Stated task:
Work out how many lines in the entries below include the word "Personkilometer". Give nothing but the number.

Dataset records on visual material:
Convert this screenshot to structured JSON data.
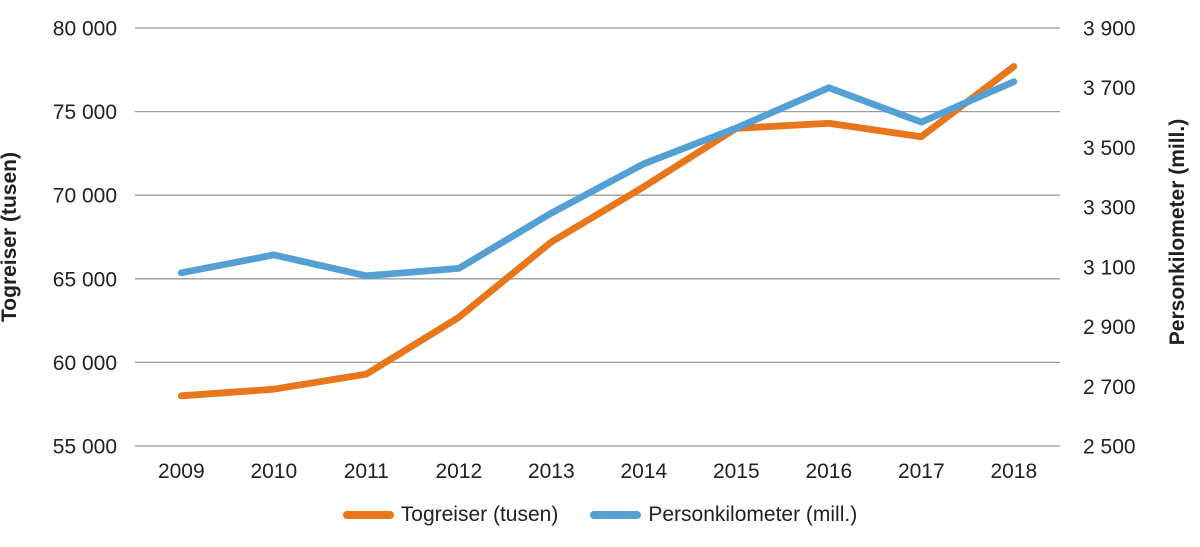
{
  "chart_data": {
    "type": "line",
    "title": "",
    "x_labels": [
      "2009",
      "2010",
      "2011",
      "2012",
      "2013",
      "2014",
      "2015",
      "2016",
      "2017",
      "2018"
    ],
    "left_axis": {
      "title": "Togreiser (tusen)",
      "range": [
        55000,
        80000
      ],
      "ticks": [
        {
          "v": 80000,
          "label": "80 000"
        },
        {
          "v": 75000,
          "label": "75 000"
        },
        {
          "v": 70000,
          "label": "70 000"
        },
        {
          "v": 65000,
          "label": "65 000"
        },
        {
          "v": 60000,
          "label": "60 000"
        },
        {
          "v": 55000,
          "label": "55 000"
        }
      ],
      "gridlines": true
    },
    "right_axis": {
      "title": "Personkilometer (mill.)",
      "range": [
        2500,
        3900
      ],
      "ticks": [
        {
          "v": 3900,
          "label": "3 900"
        },
        {
          "v": 3700,
          "label": "3 700"
        },
        {
          "v": 3500,
          "label": "3 500"
        },
        {
          "v": 3300,
          "label": "3 300"
        },
        {
          "v": 3100,
          "label": "3 100"
        },
        {
          "v": 2900,
          "label": "2 900"
        },
        {
          "v": 2700,
          "label": "2 700"
        },
        {
          "v": 2500,
          "label": "2 500"
        }
      ],
      "gridlines": false
    },
    "series": [
      {
        "name": "Togreiser (tusen)",
        "axis": "left",
        "color": "#E8761B",
        "values": [
          58000,
          58400,
          59300,
          62700,
          67200,
          70500,
          74000,
          74300,
          73500,
          77700
        ]
      },
      {
        "name": "Personkilometer (mill.)",
        "axis": "right",
        "color": "#54A0D4",
        "values": [
          3080,
          3140,
          3070,
          3095,
          3280,
          3445,
          3565,
          3700,
          3585,
          3720
        ]
      }
    ],
    "legend_position": "bottom",
    "colors": {
      "gridline": "#9C9C9C",
      "text": "#212121"
    }
  }
}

Correct response:
2